**Work required:** Take the entries below and print all of them exactly, please.

___

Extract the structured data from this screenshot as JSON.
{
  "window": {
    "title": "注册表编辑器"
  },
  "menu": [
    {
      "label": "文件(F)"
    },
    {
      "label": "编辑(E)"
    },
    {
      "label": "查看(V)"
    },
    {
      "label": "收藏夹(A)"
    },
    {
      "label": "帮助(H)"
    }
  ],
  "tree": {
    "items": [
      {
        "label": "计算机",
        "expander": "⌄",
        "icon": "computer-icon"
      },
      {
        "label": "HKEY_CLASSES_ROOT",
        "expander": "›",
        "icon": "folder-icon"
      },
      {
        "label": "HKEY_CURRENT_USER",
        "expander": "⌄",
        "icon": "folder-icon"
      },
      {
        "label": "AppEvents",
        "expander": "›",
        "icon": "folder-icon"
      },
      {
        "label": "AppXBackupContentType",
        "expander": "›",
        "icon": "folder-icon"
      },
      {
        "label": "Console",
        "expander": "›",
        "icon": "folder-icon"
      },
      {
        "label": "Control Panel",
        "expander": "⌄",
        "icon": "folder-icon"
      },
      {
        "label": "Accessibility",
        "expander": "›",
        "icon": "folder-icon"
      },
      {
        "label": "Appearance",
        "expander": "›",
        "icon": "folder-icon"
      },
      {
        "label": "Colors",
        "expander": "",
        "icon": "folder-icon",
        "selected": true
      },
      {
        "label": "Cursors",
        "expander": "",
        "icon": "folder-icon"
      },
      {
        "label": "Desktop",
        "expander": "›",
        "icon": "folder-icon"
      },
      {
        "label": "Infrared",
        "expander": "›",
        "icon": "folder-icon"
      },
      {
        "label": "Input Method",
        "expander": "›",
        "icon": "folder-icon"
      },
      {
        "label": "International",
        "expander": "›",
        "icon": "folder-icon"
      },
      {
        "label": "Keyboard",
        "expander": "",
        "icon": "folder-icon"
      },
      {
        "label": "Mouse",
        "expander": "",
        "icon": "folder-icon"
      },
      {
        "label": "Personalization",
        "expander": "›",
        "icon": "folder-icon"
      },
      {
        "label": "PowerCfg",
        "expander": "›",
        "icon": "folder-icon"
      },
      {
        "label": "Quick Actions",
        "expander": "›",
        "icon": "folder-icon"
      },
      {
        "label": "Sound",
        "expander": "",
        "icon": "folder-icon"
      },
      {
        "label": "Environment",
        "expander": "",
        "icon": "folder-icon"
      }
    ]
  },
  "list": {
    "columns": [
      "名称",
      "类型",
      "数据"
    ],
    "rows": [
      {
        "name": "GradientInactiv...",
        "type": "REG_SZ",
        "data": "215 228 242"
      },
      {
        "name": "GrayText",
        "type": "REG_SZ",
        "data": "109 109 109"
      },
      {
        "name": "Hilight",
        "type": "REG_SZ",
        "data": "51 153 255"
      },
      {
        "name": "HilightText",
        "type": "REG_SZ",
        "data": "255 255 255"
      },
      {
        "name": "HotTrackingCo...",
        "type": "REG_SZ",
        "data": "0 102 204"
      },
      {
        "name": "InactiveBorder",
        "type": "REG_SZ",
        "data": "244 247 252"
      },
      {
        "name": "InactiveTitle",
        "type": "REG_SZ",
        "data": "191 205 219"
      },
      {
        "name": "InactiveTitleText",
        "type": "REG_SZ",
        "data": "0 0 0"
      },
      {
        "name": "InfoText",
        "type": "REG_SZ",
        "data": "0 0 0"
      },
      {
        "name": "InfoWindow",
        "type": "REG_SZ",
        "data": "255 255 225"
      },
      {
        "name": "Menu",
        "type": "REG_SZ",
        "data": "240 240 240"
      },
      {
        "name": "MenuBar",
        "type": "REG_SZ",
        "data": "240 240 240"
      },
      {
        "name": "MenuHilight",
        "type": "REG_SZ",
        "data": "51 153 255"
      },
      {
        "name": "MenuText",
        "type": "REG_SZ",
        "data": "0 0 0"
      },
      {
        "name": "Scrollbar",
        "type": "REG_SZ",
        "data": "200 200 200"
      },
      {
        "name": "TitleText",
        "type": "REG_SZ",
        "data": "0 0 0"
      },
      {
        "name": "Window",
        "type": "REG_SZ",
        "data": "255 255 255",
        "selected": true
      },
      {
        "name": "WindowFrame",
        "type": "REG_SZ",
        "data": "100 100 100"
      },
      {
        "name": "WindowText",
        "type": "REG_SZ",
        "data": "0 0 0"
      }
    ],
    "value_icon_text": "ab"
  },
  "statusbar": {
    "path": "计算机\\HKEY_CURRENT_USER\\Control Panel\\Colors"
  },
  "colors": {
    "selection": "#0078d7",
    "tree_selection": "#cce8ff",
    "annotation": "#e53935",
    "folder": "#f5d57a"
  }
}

___

**The completed task:**
Extract the structured data from this screenshot as JSON.
{
  "window": {
    "title": "注册表编辑器"
  },
  "menu": [
    {
      "label": "文件(F)"
    },
    {
      "label": "编辑(E)"
    },
    {
      "label": "查看(V)"
    },
    {
      "label": "收藏夹(A)"
    },
    {
      "label": "帮助(H)"
    }
  ],
  "tree": {
    "items": [
      {
        "label": "计算机",
        "expander": "⌄",
        "icon": "computer-icon"
      },
      {
        "label": "HKEY_CLASSES_ROOT",
        "expander": "›",
        "icon": "folder-icon"
      },
      {
        "label": "HKEY_CURRENT_USER",
        "expander": "⌄",
        "icon": "folder-icon"
      },
      {
        "label": "AppEvents",
        "expander": "›",
        "icon": "folder-icon"
      },
      {
        "label": "AppXBackupContentType",
        "expander": "›",
        "icon": "folder-icon"
      },
      {
        "label": "Console",
        "expander": "›",
        "icon": "folder-icon"
      },
      {
        "label": "Control Panel",
        "expander": "⌄",
        "icon": "folder-icon"
      },
      {
        "label": "Accessibility",
        "expander": "›",
        "icon": "folder-icon"
      },
      {
        "label": "Appearance",
        "expander": "›",
        "icon": "folder-icon"
      },
      {
        "label": "Colors",
        "expander": "",
        "icon": "folder-icon",
        "selected": true
      },
      {
        "label": "Cursors",
        "expander": "",
        "icon": "folder-icon"
      },
      {
        "label": "Desktop",
        "expander": "›",
        "icon": "folder-icon"
      },
      {
        "label": "Infrared",
        "expander": "›",
        "icon": "folder-icon"
      },
      {
        "label": "Input Method",
        "expander": "›",
        "icon": "folder-icon"
      },
      {
        "label": "International",
        "expander": "›",
        "icon": "folder-icon"
      },
      {
        "label": "Keyboard",
        "expander": "",
        "icon": "folder-icon"
      },
      {
        "label": "Mouse",
        "expander": "",
        "icon": "folder-icon"
      },
      {
        "label": "Personalization",
        "expander": "›",
        "icon": "folder-icon"
      },
      {
        "label": "PowerCfg",
        "expander": "›",
        "icon": "folder-icon"
      },
      {
        "label": "Quick Actions",
        "expander": "›",
        "icon": "folder-icon"
      },
      {
        "label": "Sound",
        "expander": "",
        "icon": "folder-icon"
      },
      {
        "label": "Environment",
        "expander": "",
        "icon": "folder-icon"
      }
    ]
  },
  "list": {
    "columns": [
      "名称",
      "类型",
      "数据"
    ],
    "rows": [
      {
        "name": "GradientInactiv...",
        "type": "REG_SZ",
        "data": "215 228 242"
      },
      {
        "name": "GrayText",
        "type": "REG_SZ",
        "data": "109 109 109"
      },
      {
        "name": "Hilight",
        "type": "REG_SZ",
        "data": "51 153 255"
      },
      {
        "name": "HilightText",
        "type": "REG_SZ",
        "data": "255 255 255"
      },
      {
        "name": "HotTrackingCo...",
        "type": "REG_SZ",
        "data": "0 102 204"
      },
      {
        "name": "InactiveBorder",
        "type": "REG_SZ",
        "data": "244 247 252"
      },
      {
        "name": "InactiveTitle",
        "type": "REG_SZ",
        "data": "191 205 219"
      },
      {
        "name": "InactiveTitleText",
        "type": "REG_SZ",
        "data": "0 0 0"
      },
      {
        "name": "InfoText",
        "type": "REG_SZ",
        "data": "0 0 0"
      },
      {
        "name": "InfoWindow",
        "type": "REG_SZ",
        "data": "255 255 225"
      },
      {
        "name": "Menu",
        "type": "REG_SZ",
        "data": "240 240 240"
      },
      {
        "name": "MenuBar",
        "type": "REG_SZ",
        "data": "240 240 240"
      },
      {
        "name": "MenuHilight",
        "type": "REG_SZ",
        "data": "51 153 255"
      },
      {
        "name": "MenuText",
        "type": "REG_SZ",
        "data": "0 0 0"
      },
      {
        "name": "Scrollbar",
        "type": "REG_SZ",
        "data": "200 200 200"
      },
      {
        "name": "TitleText",
        "type": "REG_SZ",
        "data": "0 0 0"
      },
      {
        "name": "Window",
        "type": "REG_SZ",
        "data": "255 255 255",
        "selected": true
      },
      {
        "name": "WindowFrame",
        "type": "REG_SZ",
        "data": "100 100 100"
      },
      {
        "name": "WindowText",
        "type": "REG_SZ",
        "data": "0 0 0"
      }
    ],
    "value_icon_text": "ab"
  },
  "statusbar": {
    "path": "计算机\\HKEY_CURRENT_USER\\Control Panel\\Colors"
  },
  "colors": {
    "selection": "#0078d7",
    "tree_selection": "#cce8ff",
    "annotation": "#e53935",
    "folder": "#f5d57a"
  }
}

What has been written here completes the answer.